◆ Set exercise:
Copy out each line that has "text" in it.

========

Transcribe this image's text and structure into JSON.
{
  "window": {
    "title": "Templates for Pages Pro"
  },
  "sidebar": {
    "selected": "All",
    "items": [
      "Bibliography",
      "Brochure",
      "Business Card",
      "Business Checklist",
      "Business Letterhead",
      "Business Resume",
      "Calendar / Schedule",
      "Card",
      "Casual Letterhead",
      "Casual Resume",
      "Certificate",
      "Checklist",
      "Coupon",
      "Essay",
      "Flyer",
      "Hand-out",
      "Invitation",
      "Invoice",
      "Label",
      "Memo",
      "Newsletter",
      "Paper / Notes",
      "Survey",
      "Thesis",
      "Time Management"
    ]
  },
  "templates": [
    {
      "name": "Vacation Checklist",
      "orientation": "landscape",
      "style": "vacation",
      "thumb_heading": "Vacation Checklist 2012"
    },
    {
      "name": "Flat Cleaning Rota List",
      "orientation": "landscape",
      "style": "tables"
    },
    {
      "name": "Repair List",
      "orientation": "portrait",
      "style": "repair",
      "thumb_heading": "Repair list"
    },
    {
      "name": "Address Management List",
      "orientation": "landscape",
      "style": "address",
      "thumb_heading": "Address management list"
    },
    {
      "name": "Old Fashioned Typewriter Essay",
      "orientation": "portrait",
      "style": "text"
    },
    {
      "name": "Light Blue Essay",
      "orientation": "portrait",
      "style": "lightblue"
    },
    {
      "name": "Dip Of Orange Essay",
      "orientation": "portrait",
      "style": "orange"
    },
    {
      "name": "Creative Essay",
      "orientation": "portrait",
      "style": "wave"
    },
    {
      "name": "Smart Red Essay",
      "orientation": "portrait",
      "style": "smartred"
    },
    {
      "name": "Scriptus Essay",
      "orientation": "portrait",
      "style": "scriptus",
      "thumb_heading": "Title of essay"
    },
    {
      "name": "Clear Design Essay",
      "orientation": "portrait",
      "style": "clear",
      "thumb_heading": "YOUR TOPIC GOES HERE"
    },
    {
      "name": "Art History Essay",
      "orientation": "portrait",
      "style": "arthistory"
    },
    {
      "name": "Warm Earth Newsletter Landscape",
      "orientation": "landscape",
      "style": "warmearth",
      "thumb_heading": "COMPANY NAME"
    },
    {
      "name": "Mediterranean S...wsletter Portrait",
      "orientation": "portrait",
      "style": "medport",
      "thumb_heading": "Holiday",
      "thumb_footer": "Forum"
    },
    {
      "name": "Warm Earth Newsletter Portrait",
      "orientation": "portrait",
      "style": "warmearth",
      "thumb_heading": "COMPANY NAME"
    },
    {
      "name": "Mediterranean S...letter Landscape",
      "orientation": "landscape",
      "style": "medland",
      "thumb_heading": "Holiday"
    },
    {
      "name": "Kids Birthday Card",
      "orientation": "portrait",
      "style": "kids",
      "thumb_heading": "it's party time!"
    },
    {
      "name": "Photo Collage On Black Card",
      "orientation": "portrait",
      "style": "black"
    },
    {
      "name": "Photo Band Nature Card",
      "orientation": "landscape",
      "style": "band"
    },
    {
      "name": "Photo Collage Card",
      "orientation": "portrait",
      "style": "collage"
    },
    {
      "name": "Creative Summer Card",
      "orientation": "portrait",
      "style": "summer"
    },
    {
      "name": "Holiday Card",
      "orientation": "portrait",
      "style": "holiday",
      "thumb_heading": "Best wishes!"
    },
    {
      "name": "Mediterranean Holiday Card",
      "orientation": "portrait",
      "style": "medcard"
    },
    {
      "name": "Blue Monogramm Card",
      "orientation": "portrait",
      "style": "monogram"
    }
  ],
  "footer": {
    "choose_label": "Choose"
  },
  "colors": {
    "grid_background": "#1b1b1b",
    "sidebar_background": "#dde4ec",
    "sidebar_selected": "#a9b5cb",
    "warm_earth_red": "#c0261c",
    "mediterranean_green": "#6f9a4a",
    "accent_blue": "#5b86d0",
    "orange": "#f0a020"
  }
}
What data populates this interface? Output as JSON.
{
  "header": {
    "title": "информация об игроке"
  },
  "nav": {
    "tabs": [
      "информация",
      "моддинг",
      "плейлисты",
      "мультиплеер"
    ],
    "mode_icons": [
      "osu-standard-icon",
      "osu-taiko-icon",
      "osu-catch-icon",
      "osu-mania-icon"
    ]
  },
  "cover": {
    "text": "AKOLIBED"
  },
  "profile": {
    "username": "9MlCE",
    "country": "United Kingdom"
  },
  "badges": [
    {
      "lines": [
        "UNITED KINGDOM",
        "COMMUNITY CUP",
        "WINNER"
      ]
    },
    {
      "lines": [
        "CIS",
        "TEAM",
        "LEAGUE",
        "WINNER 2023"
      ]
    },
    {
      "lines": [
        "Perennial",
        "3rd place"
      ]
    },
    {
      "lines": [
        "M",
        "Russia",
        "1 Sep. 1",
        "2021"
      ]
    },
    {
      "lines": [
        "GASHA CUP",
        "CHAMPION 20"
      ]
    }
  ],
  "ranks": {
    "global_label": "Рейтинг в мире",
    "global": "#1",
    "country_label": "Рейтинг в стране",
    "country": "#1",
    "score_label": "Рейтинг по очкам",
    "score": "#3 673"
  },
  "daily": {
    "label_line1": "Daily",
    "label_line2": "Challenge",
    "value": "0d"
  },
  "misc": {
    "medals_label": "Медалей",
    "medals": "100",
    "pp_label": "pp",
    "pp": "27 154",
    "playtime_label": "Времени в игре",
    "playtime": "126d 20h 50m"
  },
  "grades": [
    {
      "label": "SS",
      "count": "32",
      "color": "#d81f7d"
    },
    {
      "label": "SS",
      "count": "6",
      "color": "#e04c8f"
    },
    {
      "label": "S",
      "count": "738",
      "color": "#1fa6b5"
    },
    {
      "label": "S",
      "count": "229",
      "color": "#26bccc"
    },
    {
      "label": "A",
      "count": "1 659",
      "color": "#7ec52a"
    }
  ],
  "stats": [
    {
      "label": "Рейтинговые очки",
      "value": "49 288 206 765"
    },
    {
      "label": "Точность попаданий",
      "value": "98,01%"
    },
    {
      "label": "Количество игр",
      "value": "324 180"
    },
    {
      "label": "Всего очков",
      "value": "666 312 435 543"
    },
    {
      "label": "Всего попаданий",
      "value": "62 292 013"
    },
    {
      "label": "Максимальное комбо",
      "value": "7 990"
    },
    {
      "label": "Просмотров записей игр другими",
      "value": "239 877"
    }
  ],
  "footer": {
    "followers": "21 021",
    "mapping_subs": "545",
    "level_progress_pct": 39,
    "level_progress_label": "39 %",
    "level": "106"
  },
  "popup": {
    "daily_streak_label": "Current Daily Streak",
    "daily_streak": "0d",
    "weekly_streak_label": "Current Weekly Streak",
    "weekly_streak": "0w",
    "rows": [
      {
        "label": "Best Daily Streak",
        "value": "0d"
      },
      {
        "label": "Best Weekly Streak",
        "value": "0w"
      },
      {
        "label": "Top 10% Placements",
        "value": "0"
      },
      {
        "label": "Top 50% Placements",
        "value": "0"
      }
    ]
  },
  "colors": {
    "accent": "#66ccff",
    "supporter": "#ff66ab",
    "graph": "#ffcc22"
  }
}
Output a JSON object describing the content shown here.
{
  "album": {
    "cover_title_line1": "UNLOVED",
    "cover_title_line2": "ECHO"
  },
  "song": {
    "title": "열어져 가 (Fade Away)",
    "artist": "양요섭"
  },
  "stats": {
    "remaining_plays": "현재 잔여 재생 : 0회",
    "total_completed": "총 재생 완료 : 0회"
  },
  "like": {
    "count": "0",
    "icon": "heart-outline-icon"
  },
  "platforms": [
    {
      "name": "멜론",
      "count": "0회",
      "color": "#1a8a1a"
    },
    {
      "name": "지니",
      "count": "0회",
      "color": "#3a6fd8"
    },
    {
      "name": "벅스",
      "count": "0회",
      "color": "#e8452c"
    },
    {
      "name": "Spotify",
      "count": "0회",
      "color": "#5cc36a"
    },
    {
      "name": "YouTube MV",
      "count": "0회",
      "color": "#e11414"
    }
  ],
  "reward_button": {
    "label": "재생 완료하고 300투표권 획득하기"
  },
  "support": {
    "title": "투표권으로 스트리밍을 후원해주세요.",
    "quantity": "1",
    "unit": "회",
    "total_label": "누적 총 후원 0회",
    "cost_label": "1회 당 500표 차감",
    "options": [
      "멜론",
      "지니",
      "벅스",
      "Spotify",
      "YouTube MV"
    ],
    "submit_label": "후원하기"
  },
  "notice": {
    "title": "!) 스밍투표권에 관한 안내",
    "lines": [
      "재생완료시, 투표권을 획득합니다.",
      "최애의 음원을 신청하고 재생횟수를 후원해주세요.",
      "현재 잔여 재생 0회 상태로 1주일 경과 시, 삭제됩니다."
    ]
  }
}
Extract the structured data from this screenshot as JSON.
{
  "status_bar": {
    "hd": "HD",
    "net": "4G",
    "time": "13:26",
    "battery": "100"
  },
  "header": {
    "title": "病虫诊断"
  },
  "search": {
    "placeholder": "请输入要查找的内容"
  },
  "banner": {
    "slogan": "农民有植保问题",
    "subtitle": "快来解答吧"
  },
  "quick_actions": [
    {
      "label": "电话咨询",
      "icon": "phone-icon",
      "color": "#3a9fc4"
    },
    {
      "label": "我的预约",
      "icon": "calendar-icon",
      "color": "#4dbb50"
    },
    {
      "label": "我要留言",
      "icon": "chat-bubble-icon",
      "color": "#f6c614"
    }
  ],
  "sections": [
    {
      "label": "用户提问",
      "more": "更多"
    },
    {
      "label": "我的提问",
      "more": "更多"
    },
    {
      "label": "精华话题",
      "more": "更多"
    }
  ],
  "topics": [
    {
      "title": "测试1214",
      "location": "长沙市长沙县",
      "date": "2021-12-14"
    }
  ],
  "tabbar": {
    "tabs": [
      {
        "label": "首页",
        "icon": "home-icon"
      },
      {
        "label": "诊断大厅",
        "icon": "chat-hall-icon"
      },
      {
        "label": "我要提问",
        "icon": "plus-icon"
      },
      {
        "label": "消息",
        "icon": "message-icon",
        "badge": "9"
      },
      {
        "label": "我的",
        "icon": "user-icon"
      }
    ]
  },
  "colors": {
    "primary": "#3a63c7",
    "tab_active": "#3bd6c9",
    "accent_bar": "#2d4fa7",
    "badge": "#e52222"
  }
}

========

◆ Completed exercise:
Transcribe this image's text and structure into JSON.
      "style": "text"
    "text": "AKOLIBED"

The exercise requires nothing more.